What you have to do. What is the number of lines containing the string "trên"? Answer with the number only.

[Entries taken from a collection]
━━━━━━━━

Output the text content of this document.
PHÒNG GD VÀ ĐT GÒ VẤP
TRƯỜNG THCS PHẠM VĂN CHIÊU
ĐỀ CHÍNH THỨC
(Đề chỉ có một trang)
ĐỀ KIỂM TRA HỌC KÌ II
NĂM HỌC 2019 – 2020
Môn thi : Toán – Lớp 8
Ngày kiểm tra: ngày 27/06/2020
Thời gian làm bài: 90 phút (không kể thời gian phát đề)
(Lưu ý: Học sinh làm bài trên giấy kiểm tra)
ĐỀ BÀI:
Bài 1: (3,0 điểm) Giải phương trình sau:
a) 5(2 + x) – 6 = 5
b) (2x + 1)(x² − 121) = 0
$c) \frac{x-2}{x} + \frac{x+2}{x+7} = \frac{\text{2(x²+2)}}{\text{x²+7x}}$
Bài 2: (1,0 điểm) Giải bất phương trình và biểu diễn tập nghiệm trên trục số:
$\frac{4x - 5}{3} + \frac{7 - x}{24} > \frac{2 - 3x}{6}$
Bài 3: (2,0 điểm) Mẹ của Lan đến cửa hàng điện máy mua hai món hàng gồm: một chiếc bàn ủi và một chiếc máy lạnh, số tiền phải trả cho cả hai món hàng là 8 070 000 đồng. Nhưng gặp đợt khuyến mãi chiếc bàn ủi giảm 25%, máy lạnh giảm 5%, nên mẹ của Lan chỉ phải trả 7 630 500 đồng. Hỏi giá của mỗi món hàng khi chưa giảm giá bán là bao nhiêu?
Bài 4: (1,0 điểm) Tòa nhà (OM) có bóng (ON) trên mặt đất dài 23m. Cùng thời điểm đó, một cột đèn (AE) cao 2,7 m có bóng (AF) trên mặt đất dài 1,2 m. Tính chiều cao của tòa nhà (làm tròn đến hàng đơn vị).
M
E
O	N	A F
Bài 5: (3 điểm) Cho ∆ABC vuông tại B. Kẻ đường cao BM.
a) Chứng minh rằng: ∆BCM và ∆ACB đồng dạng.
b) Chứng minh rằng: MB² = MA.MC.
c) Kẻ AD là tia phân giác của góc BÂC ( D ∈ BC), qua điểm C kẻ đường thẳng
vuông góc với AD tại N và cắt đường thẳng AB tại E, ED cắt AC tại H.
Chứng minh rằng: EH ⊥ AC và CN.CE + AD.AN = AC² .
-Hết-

━━━━━━━━

Response to the task. 3